EXERCISE:
Scan the lines below for the string "this" and copy every one that has it.

** BEGIN **

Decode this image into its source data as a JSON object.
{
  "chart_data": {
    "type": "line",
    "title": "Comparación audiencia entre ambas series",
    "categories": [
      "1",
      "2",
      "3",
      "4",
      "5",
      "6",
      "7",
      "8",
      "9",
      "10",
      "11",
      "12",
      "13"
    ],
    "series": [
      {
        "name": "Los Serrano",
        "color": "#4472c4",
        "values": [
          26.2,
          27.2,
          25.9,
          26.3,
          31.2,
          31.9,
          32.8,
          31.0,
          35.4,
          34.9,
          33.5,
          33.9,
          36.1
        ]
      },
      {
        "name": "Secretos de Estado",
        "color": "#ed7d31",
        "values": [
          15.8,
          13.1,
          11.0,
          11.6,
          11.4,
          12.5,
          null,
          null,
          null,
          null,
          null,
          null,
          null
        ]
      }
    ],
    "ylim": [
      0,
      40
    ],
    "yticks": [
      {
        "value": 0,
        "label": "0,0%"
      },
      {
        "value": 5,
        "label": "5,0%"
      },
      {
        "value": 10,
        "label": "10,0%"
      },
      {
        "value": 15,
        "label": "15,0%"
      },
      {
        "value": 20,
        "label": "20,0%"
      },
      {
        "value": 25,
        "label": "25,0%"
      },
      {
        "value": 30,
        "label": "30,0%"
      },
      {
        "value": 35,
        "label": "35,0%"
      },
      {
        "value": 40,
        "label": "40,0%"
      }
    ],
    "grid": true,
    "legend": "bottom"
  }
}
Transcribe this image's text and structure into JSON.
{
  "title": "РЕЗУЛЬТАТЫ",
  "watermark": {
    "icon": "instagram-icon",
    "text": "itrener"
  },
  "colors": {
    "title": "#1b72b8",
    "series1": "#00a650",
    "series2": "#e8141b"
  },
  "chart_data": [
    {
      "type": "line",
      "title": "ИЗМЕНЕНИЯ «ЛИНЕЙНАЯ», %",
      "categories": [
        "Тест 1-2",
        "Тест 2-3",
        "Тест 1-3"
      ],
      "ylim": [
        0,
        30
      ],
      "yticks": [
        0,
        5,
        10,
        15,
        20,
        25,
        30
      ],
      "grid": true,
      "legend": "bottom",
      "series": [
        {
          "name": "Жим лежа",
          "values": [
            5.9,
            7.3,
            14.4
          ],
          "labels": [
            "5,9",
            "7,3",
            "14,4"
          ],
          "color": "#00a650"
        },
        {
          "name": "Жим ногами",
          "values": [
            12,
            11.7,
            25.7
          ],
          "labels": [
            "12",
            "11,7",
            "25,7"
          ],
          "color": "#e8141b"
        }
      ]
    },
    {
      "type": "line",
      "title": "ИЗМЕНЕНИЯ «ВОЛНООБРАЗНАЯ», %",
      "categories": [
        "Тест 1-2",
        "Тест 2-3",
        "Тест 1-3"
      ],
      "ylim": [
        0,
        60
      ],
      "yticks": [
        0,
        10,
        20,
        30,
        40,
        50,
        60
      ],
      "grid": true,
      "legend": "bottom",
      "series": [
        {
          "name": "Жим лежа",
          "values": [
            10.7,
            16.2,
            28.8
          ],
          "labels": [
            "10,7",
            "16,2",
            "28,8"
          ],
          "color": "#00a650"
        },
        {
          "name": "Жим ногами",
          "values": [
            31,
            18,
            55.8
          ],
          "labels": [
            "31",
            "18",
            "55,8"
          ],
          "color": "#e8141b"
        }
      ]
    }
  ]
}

** END **

EXERCISE OUTPUT:
Decode this image into its source data as a JSON object.
Transcribe this image's text and structure into JSON.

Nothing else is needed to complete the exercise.